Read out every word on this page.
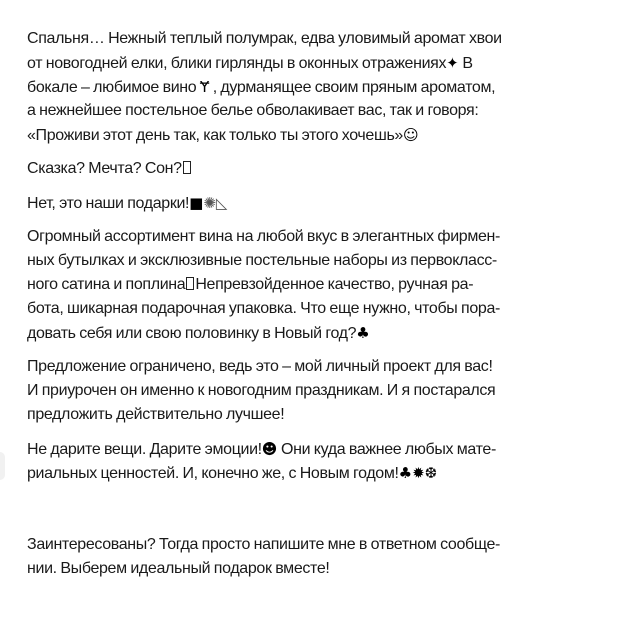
Спальня… Нежный теплый полумрак, едва уловимый аромат хвои
от новогодней елки, блики гирлянды в оконных отражениях✦ В
бокале – любимое вино Ɏ , дурманящее своим пряным ароматом,
а нежнейшее постельное белье обволакивает вас, так и говоря:
«Проживи этот день так, как только ты этого хочешь»☺
Сказка? Мечта? Сон?
Нет, это наши подарки!■✺◺
Огромный ассортимент вина на любой вкус в элегантных фирмен-
ных бутылках и эксклюзивные постельные наборы из первокласс-
ного сатина и поплина Непревзойденное качество, ручная ра-
бота, шикарная подарочная упаковка. Что еще нужно, чтобы пора-
довать себя или свою половинку в Новый год?♣
Предложение ограничено, ведь это – мой личный проект для вас!
И приурочен он именно к новогодним праздникам. И я постарался
предложить действительно лучшее!
Не дарите вещи. Дарите эмоции!☻ Они куда важнее любых мате-
риальных ценностей. И, конечно же, с Новым годом!♣✹❆
Заинтересованы? Тогда просто напишите мне в ответном сообще-
нии. Выберем идеальный подарок вместе!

========================

● TASK REQUIREMENTS
The listing above needs to be output again exactly. Don't include the pictures.

● COMPLETE ANSWER
Read out every word on this page.
Спальня… Нежный теплый полумрак, едва уловимый аромат хвои
от новогодней елки, блики гирлянды в оконных отражениях✦ В
бокале – любимое вино Ɏ , дурманящее своим пряным ароматом,
а нежнейшее постельное белье обволакивает вас, так и говоря:
«Проживи этот день так, как только ты этого хочешь»☺
Сказка? Мечта? Сон?
Нет, это наши подарки!■✺◺
Огромный ассортимент вина на любой вкус в элегантных фирмен-
ных бутылках и эксклюзивные постельные наборы из первокласс-
ного сатина и поплина Непревзойденное качество, ручная ра-
бота, шикарная подарочная упаковка. Что еще нужно, чтобы пора-
довать себя или свою половинку в Новый год?♣
Предложение ограничено, ведь это – мой личный проект для вас!
И приурочен он именно к новогодним праздникам. И я постарался
предложить действительно лучшее!
Не дарите вещи. Дарите эмоции!☻ Они куда важнее любых мате-
риальных ценностей. И, конечно же, с Новым годом!♣✹❆
Заинтересованы? Тогда просто напишите мне в ответном сообще-
нии. Выберем идеальный подарок вместе!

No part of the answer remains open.